* [Task description] Each line below should be retyped exactly, with no pictures.

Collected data
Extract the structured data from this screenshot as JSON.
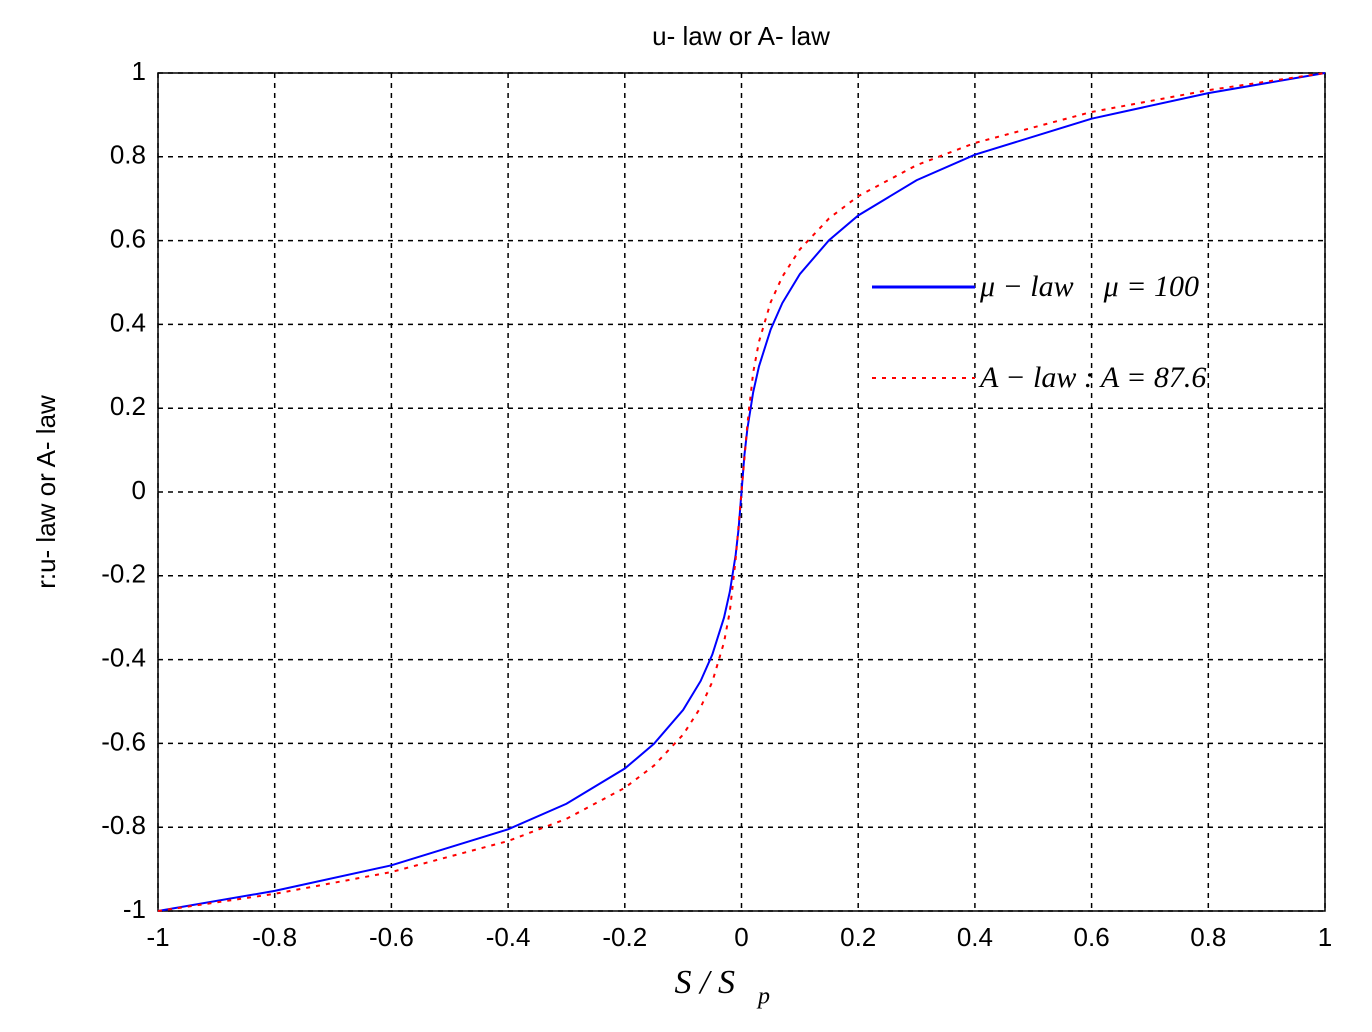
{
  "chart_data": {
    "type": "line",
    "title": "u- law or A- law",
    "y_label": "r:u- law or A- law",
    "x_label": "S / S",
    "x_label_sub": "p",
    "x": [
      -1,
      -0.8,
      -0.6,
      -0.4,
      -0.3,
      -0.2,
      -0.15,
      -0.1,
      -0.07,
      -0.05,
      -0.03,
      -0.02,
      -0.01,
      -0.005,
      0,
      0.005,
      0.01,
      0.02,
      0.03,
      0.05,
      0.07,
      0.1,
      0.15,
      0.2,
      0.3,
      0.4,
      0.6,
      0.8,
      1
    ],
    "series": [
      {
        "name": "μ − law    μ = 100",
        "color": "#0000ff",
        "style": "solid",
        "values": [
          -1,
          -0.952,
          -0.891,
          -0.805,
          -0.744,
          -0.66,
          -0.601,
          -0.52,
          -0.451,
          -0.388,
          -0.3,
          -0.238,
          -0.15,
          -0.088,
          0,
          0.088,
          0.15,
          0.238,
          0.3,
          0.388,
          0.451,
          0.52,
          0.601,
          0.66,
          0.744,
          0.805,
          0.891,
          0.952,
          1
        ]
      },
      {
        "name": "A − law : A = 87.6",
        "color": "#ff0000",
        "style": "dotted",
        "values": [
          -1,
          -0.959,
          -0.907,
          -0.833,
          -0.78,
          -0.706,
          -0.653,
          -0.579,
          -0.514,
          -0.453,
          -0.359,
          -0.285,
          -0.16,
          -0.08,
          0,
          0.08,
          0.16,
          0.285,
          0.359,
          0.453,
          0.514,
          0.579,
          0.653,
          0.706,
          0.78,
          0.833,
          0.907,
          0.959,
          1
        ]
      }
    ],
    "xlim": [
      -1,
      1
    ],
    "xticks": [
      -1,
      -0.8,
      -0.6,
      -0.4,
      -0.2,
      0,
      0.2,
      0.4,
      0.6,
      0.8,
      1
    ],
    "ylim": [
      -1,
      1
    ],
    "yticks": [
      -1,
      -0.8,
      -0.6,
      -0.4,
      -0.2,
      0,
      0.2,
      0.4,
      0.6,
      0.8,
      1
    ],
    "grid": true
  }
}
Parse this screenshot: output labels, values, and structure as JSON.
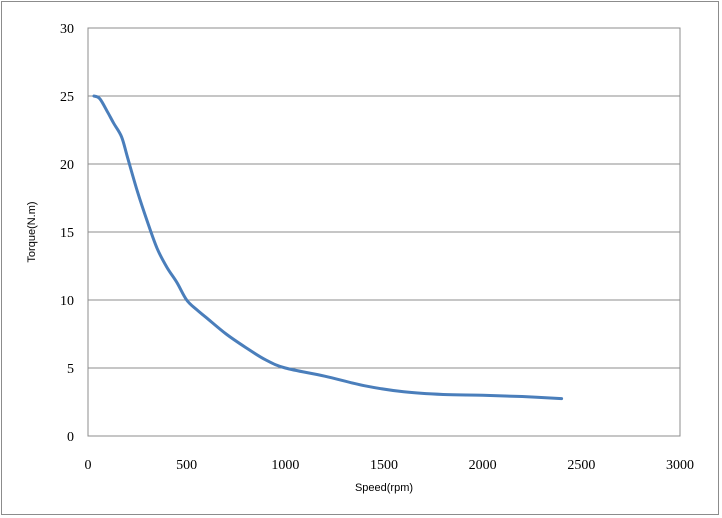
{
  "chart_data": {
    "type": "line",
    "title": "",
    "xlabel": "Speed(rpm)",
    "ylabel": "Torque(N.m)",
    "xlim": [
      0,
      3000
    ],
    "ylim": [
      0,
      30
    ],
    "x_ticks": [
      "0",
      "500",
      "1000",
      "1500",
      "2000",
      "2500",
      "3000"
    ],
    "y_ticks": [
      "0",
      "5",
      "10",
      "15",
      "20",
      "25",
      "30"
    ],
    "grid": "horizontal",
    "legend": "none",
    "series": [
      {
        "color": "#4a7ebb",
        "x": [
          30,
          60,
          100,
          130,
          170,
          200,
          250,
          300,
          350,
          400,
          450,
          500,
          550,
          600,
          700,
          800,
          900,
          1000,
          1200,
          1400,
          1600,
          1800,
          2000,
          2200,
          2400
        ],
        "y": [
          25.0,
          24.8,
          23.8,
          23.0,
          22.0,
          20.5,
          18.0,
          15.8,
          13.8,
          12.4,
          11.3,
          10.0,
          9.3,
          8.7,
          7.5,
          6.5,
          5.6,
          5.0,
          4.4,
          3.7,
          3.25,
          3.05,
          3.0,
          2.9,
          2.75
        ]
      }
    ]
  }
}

* [Complete output]
Extract the structured data from this screenshot as JSON.
{
  "chart_data": {
    "type": "line",
    "title": "u- law or A- law",
    "y_label": "r:u- law or A- law",
    "x_label": "S / S",
    "x_label_sub": "p",
    "x": [
      -1,
      -0.8,
      -0.6,
      -0.4,
      -0.3,
      -0.2,
      -0.15,
      -0.1,
      -0.07,
      -0.05,
      -0.03,
      -0.02,
      -0.01,
      -0.005,
      0,
      0.005,
      0.01,
      0.02,
      0.03,
      0.05,
      0.07,
      0.1,
      0.15,
      0.2,
      0.3,
      0.4,
      0.6,
      0.8,
      1
    ],
    "series": [
      {
        "name": "μ − law    μ = 100",
        "color": "#0000ff",
        "style": "solid",
        "values": [
          -1,
          -0.952,
          -0.891,
          -0.805,
          -0.744,
          -0.66,
          -0.601,
          -0.52,
          -0.451,
          -0.388,
          -0.3,
          -0.238,
          -0.15,
          -0.088,
          0,
          0.088,
          0.15,
          0.238,
          0.3,
          0.388,
          0.451,
          0.52,
          0.601,
          0.66,
          0.744,
          0.805,
          0.891,
          0.952,
          1
        ]
      },
      {
        "name": "A − law : A = 87.6",
        "color": "#ff0000",
        "style": "dotted",
        "values": [
          -1,
          -0.959,
          -0.907,
          -0.833,
          -0.78,
          -0.706,
          -0.653,
          -0.579,
          -0.514,
          -0.453,
          -0.359,
          -0.285,
          -0.16,
          -0.08,
          0,
          0.08,
          0.16,
          0.285,
          0.359,
          0.453,
          0.514,
          0.579,
          0.653,
          0.706,
          0.78,
          0.833,
          0.907,
          0.959,
          1
        ]
      }
    ],
    "xlim": [
      -1,
      1
    ],
    "xticks": [
      -1,
      -0.8,
      -0.6,
      -0.4,
      -0.2,
      0,
      0.2,
      0.4,
      0.6,
      0.8,
      1
    ],
    "ylim": [
      -1,
      1
    ],
    "yticks": [
      -1,
      -0.8,
      -0.6,
      -0.4,
      -0.2,
      0,
      0.2,
      0.4,
      0.6,
      0.8,
      1
    ],
    "grid": true
  }
}
Parse this screenshot: output labels, values, and structure as JSON.
{
  "chart_data": {
    "type": "line",
    "title": "",
    "xlabel": "Speed(rpm)",
    "ylabel": "Torque(N.m)",
    "xlim": [
      0,
      3000
    ],
    "ylim": [
      0,
      30
    ],
    "x_ticks": [
      "0",
      "500",
      "1000",
      "1500",
      "2000",
      "2500",
      "3000"
    ],
    "y_ticks": [
      "0",
      "5",
      "10",
      "15",
      "20",
      "25",
      "30"
    ],
    "grid": "horizontal",
    "legend": "none",
    "series": [
      {
        "color": "#4a7ebb",
        "x": [
          30,
          60,
          100,
          130,
          170,
          200,
          250,
          300,
          350,
          400,
          450,
          500,
          550,
          600,
          700,
          800,
          900,
          1000,
          1200,
          1400,
          1600,
          1800,
          2000,
          2200,
          2400
        ],
        "y": [
          25.0,
          24.8,
          23.8,
          23.0,
          22.0,
          20.5,
          18.0,
          15.8,
          13.8,
          12.4,
          11.3,
          10.0,
          9.3,
          8.7,
          7.5,
          6.5,
          5.6,
          5.0,
          4.4,
          3.7,
          3.25,
          3.05,
          3.0,
          2.9,
          2.75
        ]
      }
    ]
  }
}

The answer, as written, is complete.